(Required task)
Which lines below hold the word "subtitle"? Copy all of them.

----------

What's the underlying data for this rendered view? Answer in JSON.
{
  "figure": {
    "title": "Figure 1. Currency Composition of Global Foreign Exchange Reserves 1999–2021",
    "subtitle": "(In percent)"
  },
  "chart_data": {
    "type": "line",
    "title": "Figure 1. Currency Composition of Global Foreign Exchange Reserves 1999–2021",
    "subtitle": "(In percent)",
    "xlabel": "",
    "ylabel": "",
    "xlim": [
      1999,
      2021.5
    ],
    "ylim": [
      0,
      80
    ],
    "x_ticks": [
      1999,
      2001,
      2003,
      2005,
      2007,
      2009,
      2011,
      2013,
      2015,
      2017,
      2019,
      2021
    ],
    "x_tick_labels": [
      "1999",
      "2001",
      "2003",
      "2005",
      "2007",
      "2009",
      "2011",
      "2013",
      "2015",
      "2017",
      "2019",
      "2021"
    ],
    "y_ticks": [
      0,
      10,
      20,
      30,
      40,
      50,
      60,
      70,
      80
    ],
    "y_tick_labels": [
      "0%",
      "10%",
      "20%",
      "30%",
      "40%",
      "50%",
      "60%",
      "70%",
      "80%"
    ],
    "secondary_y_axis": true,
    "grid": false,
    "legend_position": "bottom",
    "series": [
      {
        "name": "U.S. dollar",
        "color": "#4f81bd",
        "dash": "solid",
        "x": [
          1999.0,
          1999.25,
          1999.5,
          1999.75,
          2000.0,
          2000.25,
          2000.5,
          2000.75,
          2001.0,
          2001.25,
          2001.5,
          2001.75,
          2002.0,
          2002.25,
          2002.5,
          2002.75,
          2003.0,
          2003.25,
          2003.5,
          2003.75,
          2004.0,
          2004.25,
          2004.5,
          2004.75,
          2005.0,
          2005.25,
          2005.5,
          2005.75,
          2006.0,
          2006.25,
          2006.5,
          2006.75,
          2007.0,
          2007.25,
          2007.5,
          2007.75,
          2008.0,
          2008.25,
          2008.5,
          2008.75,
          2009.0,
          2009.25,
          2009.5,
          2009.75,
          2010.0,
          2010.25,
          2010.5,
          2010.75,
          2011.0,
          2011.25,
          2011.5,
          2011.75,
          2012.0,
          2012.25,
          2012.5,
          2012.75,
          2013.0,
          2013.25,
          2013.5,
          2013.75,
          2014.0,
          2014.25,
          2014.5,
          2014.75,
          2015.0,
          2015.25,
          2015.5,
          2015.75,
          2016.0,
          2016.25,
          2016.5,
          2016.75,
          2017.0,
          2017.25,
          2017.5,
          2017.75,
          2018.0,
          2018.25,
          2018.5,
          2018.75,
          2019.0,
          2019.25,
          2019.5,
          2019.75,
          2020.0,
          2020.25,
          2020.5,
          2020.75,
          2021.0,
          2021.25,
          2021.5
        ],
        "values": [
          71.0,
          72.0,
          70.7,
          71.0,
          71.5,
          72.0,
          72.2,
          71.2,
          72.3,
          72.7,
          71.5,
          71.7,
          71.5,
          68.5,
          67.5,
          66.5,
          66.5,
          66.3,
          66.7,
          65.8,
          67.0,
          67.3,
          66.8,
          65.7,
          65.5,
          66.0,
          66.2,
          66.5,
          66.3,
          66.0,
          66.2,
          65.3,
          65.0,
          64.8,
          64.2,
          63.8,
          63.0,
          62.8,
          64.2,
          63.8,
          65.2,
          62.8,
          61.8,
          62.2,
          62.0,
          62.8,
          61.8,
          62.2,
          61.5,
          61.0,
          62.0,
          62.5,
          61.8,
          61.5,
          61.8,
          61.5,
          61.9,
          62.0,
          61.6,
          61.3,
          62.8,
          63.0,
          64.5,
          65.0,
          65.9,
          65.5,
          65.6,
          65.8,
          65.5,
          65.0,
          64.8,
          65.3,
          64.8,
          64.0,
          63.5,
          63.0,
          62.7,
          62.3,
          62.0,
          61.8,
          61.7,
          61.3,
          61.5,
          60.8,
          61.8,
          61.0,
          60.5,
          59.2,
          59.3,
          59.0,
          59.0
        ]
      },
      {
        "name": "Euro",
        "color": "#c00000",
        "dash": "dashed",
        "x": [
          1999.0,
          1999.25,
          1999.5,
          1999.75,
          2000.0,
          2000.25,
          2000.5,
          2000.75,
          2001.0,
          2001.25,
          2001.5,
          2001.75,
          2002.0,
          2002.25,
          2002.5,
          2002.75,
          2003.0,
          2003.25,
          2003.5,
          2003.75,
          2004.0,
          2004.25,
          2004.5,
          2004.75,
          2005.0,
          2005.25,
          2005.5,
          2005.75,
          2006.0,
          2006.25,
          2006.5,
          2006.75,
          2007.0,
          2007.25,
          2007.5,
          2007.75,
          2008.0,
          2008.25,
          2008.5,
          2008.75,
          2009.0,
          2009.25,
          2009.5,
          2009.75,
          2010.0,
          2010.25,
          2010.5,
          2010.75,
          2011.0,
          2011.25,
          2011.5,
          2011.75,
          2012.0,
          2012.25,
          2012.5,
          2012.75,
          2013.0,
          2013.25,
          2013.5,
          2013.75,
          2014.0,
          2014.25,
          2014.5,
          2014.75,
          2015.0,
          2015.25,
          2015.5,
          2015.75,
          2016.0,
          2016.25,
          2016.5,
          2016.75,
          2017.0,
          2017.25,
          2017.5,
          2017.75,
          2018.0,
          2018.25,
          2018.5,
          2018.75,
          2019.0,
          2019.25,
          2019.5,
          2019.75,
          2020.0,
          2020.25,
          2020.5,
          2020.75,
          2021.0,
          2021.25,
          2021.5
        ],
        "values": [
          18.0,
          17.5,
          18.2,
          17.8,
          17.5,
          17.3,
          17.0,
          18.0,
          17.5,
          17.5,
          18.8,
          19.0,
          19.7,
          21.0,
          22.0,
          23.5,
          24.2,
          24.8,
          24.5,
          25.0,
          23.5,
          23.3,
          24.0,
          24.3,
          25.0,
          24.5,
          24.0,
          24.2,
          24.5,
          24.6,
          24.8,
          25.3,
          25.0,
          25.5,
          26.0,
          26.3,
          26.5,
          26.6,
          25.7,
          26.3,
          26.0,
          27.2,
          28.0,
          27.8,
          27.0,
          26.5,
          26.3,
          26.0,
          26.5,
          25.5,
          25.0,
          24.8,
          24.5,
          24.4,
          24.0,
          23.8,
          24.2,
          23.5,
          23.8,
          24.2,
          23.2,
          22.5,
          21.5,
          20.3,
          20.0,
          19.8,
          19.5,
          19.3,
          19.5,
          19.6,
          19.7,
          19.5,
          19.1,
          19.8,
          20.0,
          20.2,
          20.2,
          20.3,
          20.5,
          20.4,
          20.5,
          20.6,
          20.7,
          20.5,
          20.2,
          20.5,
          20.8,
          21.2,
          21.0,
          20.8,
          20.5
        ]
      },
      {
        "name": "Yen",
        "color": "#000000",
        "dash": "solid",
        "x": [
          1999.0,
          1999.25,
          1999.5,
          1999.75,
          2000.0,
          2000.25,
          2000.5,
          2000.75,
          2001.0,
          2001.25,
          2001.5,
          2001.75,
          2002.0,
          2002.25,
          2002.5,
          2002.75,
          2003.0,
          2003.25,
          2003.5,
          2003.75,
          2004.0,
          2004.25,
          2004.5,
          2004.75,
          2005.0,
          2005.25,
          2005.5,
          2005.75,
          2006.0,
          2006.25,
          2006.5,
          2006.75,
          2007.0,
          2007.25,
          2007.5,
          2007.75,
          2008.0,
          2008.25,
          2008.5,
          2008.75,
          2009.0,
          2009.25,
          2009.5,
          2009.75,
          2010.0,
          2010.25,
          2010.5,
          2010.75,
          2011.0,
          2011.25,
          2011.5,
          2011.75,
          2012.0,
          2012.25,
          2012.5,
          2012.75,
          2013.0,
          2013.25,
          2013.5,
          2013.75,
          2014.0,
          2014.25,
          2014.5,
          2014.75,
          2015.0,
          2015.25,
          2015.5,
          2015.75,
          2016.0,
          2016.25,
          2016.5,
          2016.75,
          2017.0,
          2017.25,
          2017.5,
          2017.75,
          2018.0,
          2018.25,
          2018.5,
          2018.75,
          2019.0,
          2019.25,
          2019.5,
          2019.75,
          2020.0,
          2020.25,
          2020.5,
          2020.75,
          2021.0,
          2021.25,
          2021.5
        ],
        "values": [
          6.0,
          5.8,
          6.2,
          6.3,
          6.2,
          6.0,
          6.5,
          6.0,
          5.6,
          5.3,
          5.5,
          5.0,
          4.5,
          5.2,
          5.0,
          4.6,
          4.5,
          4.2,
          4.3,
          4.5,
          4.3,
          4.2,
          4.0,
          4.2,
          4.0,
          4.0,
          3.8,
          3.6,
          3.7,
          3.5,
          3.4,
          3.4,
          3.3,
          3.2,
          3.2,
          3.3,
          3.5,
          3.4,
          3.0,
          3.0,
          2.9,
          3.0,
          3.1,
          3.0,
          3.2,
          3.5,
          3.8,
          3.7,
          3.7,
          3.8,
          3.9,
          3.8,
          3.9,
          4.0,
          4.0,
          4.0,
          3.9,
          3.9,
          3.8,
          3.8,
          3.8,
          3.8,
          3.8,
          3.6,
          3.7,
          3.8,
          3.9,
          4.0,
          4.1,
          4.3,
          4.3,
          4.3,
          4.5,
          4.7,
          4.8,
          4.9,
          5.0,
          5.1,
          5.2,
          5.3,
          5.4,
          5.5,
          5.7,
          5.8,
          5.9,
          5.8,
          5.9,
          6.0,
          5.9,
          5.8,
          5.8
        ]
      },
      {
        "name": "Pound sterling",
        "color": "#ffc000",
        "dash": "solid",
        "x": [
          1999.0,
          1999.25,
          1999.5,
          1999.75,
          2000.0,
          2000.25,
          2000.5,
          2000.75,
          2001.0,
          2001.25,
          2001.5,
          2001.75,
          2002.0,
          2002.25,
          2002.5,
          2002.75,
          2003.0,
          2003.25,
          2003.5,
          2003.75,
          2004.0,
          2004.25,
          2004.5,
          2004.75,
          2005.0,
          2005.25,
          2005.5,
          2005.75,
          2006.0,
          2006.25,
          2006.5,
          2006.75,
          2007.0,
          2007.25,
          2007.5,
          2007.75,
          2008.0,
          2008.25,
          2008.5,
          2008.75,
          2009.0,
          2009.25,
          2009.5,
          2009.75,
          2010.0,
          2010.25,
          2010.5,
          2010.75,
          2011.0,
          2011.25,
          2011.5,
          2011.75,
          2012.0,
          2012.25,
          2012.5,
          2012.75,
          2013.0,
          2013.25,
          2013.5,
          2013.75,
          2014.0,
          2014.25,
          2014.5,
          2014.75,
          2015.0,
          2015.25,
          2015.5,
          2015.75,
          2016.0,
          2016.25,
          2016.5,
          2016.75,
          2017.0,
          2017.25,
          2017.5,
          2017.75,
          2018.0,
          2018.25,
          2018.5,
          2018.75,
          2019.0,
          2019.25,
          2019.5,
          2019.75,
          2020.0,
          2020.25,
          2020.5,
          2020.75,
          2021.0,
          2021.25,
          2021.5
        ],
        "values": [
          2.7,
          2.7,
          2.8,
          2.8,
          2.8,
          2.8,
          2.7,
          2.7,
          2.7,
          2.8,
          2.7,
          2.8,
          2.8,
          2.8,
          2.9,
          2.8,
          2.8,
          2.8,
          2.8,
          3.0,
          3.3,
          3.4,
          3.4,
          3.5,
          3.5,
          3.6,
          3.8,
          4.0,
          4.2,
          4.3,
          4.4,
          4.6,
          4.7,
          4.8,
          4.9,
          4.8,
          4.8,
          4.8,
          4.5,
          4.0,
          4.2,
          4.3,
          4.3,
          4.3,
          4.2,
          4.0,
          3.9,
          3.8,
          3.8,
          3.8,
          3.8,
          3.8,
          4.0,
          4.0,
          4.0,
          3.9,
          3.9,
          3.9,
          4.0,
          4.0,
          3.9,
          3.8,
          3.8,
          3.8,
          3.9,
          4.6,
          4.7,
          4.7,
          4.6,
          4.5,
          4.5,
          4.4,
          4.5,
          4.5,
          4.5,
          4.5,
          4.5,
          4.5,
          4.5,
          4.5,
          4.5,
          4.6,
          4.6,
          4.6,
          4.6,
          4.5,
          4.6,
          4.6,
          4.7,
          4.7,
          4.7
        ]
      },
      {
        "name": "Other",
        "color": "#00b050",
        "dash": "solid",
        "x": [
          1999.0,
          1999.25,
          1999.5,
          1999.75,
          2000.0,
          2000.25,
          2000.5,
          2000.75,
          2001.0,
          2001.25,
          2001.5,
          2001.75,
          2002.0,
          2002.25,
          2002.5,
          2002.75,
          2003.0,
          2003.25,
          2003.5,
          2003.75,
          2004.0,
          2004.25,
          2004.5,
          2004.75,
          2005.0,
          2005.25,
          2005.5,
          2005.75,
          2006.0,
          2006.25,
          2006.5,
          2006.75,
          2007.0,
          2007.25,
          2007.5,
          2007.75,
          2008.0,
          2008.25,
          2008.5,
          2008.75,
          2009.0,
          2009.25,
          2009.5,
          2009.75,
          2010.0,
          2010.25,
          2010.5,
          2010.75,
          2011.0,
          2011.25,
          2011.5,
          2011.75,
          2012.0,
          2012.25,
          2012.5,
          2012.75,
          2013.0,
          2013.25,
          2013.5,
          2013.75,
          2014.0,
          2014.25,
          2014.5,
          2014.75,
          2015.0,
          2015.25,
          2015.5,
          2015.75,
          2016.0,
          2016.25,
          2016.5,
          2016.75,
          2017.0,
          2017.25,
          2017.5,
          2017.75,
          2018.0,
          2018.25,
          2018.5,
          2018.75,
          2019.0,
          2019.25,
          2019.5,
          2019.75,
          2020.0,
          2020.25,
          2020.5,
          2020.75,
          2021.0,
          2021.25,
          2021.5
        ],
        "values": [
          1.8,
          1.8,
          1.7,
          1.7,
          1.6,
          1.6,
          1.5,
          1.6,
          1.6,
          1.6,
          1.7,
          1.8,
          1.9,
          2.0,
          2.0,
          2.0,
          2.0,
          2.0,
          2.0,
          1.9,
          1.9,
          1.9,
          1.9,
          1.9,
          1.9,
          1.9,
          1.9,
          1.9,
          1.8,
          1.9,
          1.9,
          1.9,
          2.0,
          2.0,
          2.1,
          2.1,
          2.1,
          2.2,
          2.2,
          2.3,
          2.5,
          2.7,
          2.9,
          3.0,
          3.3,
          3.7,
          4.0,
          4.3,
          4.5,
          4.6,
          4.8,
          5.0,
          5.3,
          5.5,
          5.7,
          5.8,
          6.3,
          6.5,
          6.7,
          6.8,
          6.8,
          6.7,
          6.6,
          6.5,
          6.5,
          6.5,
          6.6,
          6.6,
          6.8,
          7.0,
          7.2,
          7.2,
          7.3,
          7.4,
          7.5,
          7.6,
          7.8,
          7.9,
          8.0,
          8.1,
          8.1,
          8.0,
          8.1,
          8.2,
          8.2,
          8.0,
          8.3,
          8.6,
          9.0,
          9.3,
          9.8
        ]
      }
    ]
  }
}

----------

(Response to this exercise)
    "subtitle": "(In percent)"
    "subtitle": "(In percent)",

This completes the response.